PROBLEM TO SOLVE> Leave every picture out and write out the records below exactly.

--- Start of DATA ENTRIES ---

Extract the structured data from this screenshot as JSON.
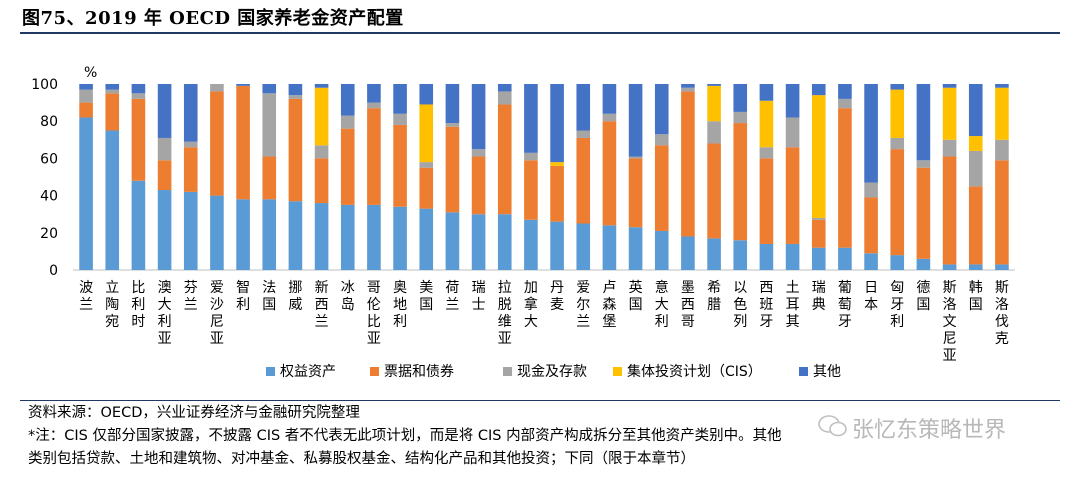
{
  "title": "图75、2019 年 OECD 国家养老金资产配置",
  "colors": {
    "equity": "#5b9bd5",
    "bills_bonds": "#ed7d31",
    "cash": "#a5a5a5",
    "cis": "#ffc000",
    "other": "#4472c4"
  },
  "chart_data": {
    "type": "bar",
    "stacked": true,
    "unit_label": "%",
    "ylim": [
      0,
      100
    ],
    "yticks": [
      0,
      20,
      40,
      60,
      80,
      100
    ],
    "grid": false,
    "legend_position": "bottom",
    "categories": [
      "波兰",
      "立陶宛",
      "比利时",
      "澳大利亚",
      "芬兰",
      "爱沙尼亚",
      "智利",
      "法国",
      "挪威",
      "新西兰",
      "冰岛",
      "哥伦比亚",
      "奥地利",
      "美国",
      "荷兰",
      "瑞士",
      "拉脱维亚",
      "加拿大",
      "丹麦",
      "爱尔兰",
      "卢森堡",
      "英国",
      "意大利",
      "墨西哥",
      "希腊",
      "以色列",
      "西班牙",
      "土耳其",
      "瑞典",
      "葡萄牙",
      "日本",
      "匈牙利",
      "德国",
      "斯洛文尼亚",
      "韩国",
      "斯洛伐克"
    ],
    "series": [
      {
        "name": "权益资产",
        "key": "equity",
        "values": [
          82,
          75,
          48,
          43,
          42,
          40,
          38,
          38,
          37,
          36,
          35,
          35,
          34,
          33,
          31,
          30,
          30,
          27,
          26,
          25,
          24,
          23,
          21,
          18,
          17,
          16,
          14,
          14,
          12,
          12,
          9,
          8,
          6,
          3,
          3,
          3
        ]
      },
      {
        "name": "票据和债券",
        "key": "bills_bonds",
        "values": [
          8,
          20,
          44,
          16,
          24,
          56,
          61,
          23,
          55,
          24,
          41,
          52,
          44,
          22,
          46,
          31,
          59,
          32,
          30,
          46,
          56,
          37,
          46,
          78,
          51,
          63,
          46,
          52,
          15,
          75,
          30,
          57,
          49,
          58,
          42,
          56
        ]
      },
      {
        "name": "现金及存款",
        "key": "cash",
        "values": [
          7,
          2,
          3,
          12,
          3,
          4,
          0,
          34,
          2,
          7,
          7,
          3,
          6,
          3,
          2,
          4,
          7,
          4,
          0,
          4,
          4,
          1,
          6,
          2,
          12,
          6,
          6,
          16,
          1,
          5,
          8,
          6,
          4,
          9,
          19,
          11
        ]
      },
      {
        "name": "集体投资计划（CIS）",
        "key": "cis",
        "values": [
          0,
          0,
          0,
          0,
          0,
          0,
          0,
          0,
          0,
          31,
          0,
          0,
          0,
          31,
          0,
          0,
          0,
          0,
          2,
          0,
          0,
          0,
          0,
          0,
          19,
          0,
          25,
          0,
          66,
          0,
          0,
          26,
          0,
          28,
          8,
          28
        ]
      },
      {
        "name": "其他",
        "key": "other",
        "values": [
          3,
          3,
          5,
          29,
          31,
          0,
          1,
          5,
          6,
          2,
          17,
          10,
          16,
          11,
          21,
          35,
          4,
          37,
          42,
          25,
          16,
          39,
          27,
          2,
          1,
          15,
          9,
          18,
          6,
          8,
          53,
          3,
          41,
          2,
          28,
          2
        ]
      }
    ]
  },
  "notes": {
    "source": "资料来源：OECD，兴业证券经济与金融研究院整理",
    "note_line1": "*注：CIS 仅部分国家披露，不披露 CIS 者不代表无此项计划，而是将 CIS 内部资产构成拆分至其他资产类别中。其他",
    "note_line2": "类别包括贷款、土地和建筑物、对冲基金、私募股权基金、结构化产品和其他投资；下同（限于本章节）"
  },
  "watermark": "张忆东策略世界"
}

--- End of DATA ENTRIES ---

IN RESPONSE>
Extract the structured data from this screenshot as JSON.
{
  "title": "图75、2019 年 OECD 国家养老金资产配置",
  "colors": {
    "equity": "#5b9bd5",
    "bills_bonds": "#ed7d31",
    "cash": "#a5a5a5",
    "cis": "#ffc000",
    "other": "#4472c4"
  },
  "chart_data": {
    "type": "bar",
    "stacked": true,
    "unit_label": "%",
    "ylim": [
      0,
      100
    ],
    "yticks": [
      0,
      20,
      40,
      60,
      80,
      100
    ],
    "grid": false,
    "legend_position": "bottom",
    "categories": [
      "波兰",
      "立陶宛",
      "比利时",
      "澳大利亚",
      "芬兰",
      "爱沙尼亚",
      "智利",
      "法国",
      "挪威",
      "新西兰",
      "冰岛",
      "哥伦比亚",
      "奥地利",
      "美国",
      "荷兰",
      "瑞士",
      "拉脱维亚",
      "加拿大",
      "丹麦",
      "爱尔兰",
      "卢森堡",
      "英国",
      "意大利",
      "墨西哥",
      "希腊",
      "以色列",
      "西班牙",
      "土耳其",
      "瑞典",
      "葡萄牙",
      "日本",
      "匈牙利",
      "德国",
      "斯洛文尼亚",
      "韩国",
      "斯洛伐克"
    ],
    "series": [
      {
        "name": "权益资产",
        "key": "equity",
        "values": [
          82,
          75,
          48,
          43,
          42,
          40,
          38,
          38,
          37,
          36,
          35,
          35,
          34,
          33,
          31,
          30,
          30,
          27,
          26,
          25,
          24,
          23,
          21,
          18,
          17,
          16,
          14,
          14,
          12,
          12,
          9,
          8,
          6,
          3,
          3,
          3
        ]
      },
      {
        "name": "票据和债券",
        "key": "bills_bonds",
        "values": [
          8,
          20,
          44,
          16,
          24,
          56,
          61,
          23,
          55,
          24,
          41,
          52,
          44,
          22,
          46,
          31,
          59,
          32,
          30,
          46,
          56,
          37,
          46,
          78,
          51,
          63,
          46,
          52,
          15,
          75,
          30,
          57,
          49,
          58,
          42,
          56
        ]
      },
      {
        "name": "现金及存款",
        "key": "cash",
        "values": [
          7,
          2,
          3,
          12,
          3,
          4,
          0,
          34,
          2,
          7,
          7,
          3,
          6,
          3,
          2,
          4,
          7,
          4,
          0,
          4,
          4,
          1,
          6,
          2,
          12,
          6,
          6,
          16,
          1,
          5,
          8,
          6,
          4,
          9,
          19,
          11
        ]
      },
      {
        "name": "集体投资计划（CIS）",
        "key": "cis",
        "values": [
          0,
          0,
          0,
          0,
          0,
          0,
          0,
          0,
          0,
          31,
          0,
          0,
          0,
          31,
          0,
          0,
          0,
          0,
          2,
          0,
          0,
          0,
          0,
          0,
          19,
          0,
          25,
          0,
          66,
          0,
          0,
          26,
          0,
          28,
          8,
          28
        ]
      },
      {
        "name": "其他",
        "key": "other",
        "values": [
          3,
          3,
          5,
          29,
          31,
          0,
          1,
          5,
          6,
          2,
          17,
          10,
          16,
          11,
          21,
          35,
          4,
          37,
          42,
          25,
          16,
          39,
          27,
          2,
          1,
          15,
          9,
          18,
          6,
          8,
          53,
          3,
          41,
          2,
          28,
          2
        ]
      }
    ]
  },
  "notes": {
    "source": "资料来源：OECD，兴业证券经济与金融研究院整理",
    "note_line1": "*注：CIS 仅部分国家披露，不披露 CIS 者不代表无此项计划，而是将 CIS 内部资产构成拆分至其他资产类别中。其他",
    "note_line2": "类别包括贷款、土地和建筑物、对冲基金、私募股权基金、结构化产品和其他投资；下同（限于本章节）"
  },
  "watermark": "张忆东策略世界"
}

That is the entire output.